(Stored data)
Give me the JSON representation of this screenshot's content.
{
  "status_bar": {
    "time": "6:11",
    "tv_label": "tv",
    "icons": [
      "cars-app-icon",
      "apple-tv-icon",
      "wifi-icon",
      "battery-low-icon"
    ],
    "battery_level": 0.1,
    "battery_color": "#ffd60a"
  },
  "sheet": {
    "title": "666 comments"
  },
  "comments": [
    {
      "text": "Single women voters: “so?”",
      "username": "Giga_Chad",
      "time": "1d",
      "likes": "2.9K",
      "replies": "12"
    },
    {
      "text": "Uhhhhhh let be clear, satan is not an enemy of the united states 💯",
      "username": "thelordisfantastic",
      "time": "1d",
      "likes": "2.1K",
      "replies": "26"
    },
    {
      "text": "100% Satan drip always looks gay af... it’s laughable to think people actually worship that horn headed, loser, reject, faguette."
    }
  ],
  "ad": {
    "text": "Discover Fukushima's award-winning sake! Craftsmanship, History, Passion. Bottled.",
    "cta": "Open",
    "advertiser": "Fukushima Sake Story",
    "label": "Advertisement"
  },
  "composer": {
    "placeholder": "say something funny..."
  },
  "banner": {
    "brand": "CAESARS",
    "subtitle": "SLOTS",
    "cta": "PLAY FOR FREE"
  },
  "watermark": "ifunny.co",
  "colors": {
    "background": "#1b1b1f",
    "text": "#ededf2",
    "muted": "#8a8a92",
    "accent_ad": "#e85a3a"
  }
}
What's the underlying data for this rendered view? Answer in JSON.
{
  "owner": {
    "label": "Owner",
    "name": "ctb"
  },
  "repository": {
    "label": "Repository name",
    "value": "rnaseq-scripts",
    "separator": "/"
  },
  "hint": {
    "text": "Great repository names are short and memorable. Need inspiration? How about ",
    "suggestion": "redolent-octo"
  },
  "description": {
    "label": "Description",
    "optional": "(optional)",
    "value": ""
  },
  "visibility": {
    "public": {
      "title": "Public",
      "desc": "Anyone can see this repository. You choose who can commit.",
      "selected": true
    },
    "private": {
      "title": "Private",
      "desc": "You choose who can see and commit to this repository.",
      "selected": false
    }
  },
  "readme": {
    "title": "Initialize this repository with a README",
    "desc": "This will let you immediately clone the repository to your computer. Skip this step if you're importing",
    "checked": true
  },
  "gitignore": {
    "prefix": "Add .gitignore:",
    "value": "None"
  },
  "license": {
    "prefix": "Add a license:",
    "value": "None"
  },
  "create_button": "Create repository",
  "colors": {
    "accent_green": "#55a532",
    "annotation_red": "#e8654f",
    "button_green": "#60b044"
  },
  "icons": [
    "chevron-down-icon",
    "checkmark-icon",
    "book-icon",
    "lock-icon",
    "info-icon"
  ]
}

**Description of the task**
Look through the material above. Copy each line where the word "this" appears.

**Final result**
Give me the JSON representation of this screenshot's content.
What's the underlying data for this rendered view? Answer in JSON.
      "desc": "Anyone can see this repository. You choose who can commit.",
      "desc": "You choose who can see and commit to this repository.",
    "title": "Initialize this repository with a README",
    "desc": "This will let you immediately clone the repository to your computer. Skip this step if you're importing",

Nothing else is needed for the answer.